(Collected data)
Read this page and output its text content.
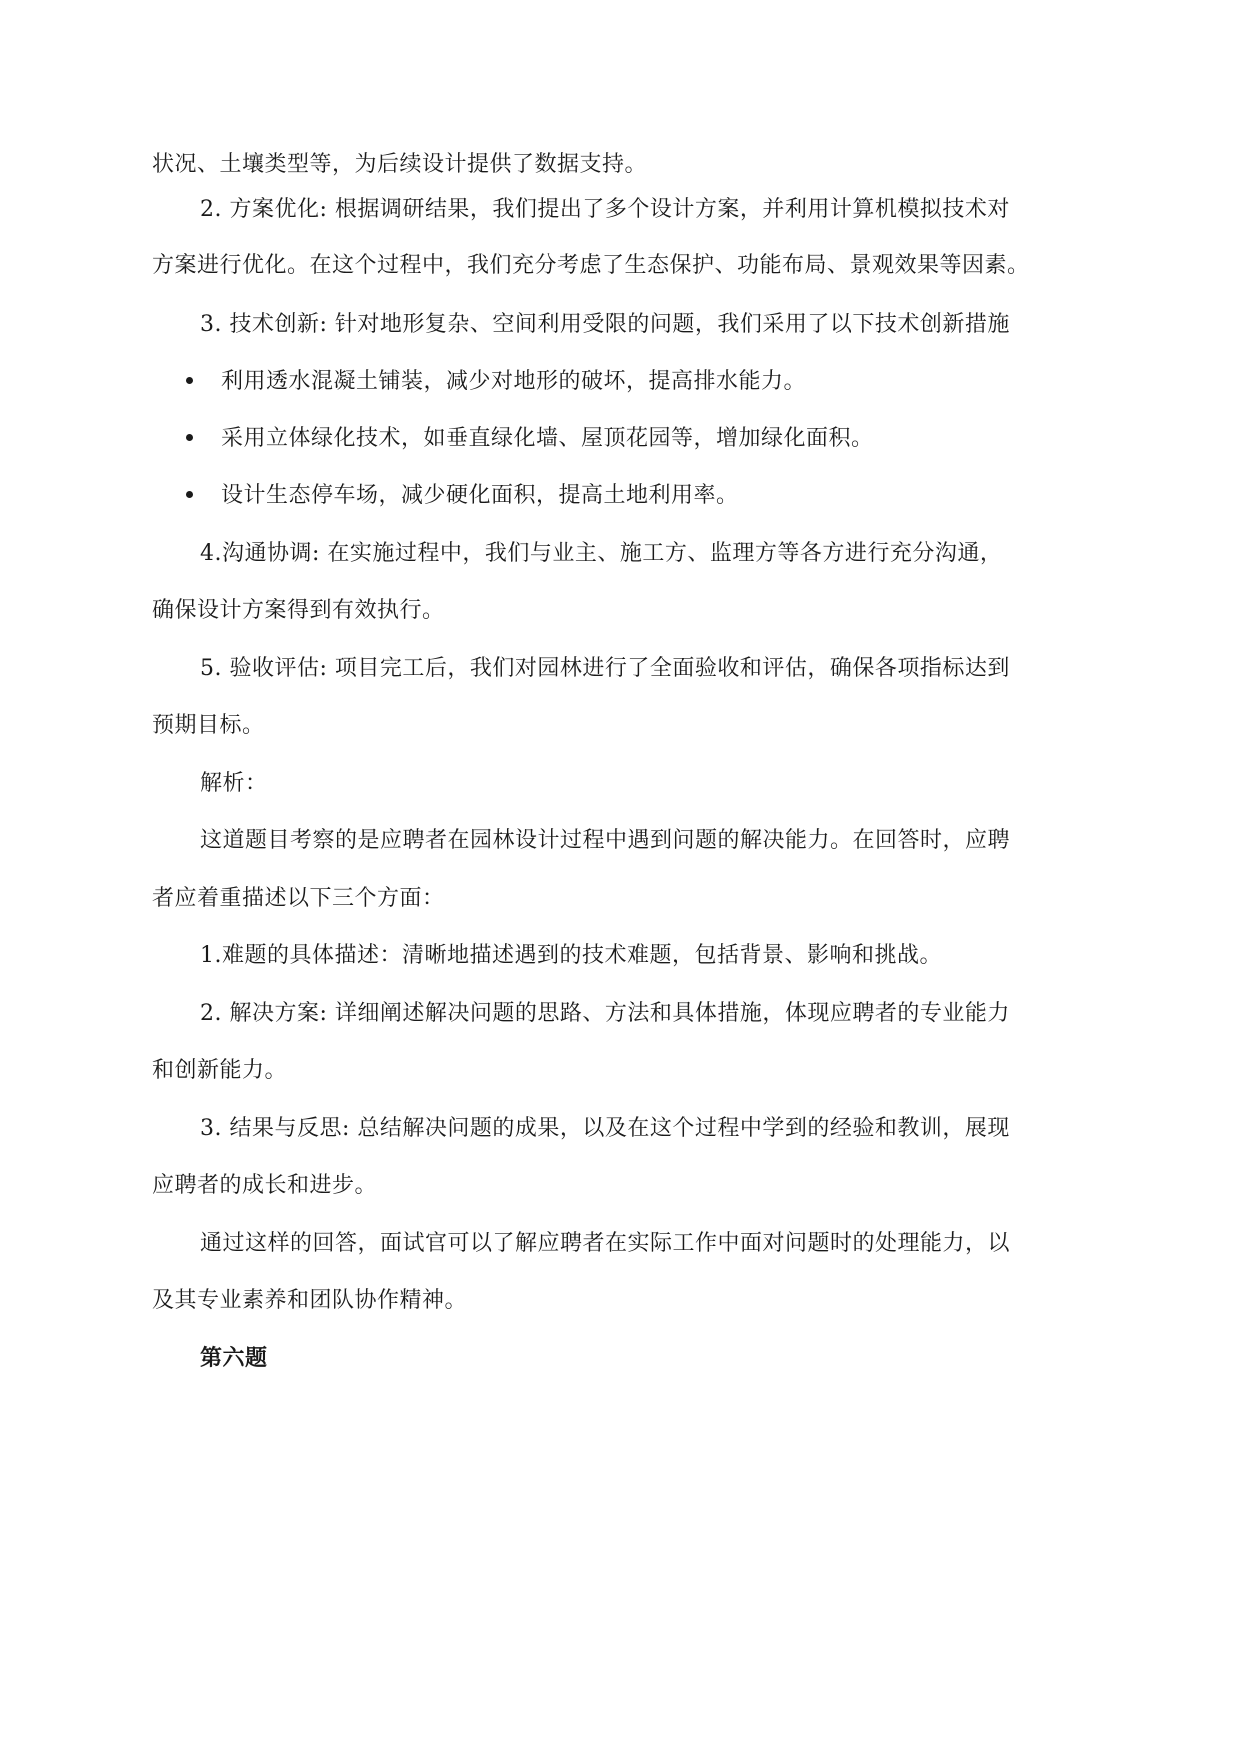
状况、土壤类型等，为后续设计提供了数据支持。
2. 方案优化: 根据调研结果，我们提出了多个设计方案，并利用计算机模拟技术对
方案进行优化。在这个过程中，我们充分考虑了生态保护、功能布局、景观效果等因素。
3. 技术创新: 针对地形复杂、空间利用受限的问题，我们采用了以下技术创新措施
利用透水混凝土铺装，减少对地形的破坏，提高排水能力。
采用立体绿化技术，如垂直绿化墙、屋顶花园等，增加绿化面积。
设计生态停车场，减少硬化面积，提高土地利用率。
4.沟通协调: 在实施过程中，我们与业主、施工方、监理方等各方进行充分沟通，
确保设计方案得到有效执行。
5. 验收评估: 项目完工后，我们对园林进行了全面验收和评估，确保各项指标达到
预期目标。
解析：
这道题目考察的是应聘者在园林设计过程中遇到问题的解决能力。在回答时，应聘
者应着重描述以下三个方面：
1.难题的具体描述：清晰地描述遇到的技术难题，包括背景、影响和挑战。
2. 解决方案: 详细阐述解决问题的思路、方法和具体措施，体现应聘者的专业能力
和创新能力。
3. 结果与反思: 总结解决问题的成果，以及在这个过程中学到的经验和教训，展现
应聘者的成长和进步。
通过这样的回答，面试官可以了解应聘者在实际工作中面对问题时的处理能力，以
及其专业素养和团队协作精神。
第六题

Task brief
Will you set down the records word for word while leaving out every picture?

Complete response
Read this page and output its text content.
状况、土壤类型等，为后续设计提供了数据支持。
2. 方案优化: 根据调研结果，我们提出了多个设计方案，并利用计算机模拟技术对
方案进行优化。在这个过程中，我们充分考虑了生态保护、功能布局、景观效果等因素。
3. 技术创新: 针对地形复杂、空间利用受限的问题，我们采用了以下技术创新措施
利用透水混凝土铺装，减少对地形的破坏，提高排水能力。
采用立体绿化技术，如垂直绿化墙、屋顶花园等，增加绿化面积。
设计生态停车场，减少硬化面积，提高土地利用率。
4.沟通协调: 在实施过程中，我们与业主、施工方、监理方等各方进行充分沟通，
确保设计方案得到有效执行。
5. 验收评估: 项目完工后，我们对园林进行了全面验收和评估，确保各项指标达到
预期目标。
解析：
这道题目考察的是应聘者在园林设计过程中遇到问题的解决能力。在回答时，应聘
者应着重描述以下三个方面：
1.难题的具体描述：清晰地描述遇到的技术难题，包括背景、影响和挑战。
2. 解决方案: 详细阐述解决问题的思路、方法和具体措施，体现应聘者的专业能力
和创新能力。
3. 结果与反思: 总结解决问题的成果，以及在这个过程中学到的经验和教训，展现
应聘者的成长和进步。
通过这样的回答，面试官可以了解应聘者在实际工作中面对问题时的处理能力，以
及其专业素养和团队协作精神。
第六题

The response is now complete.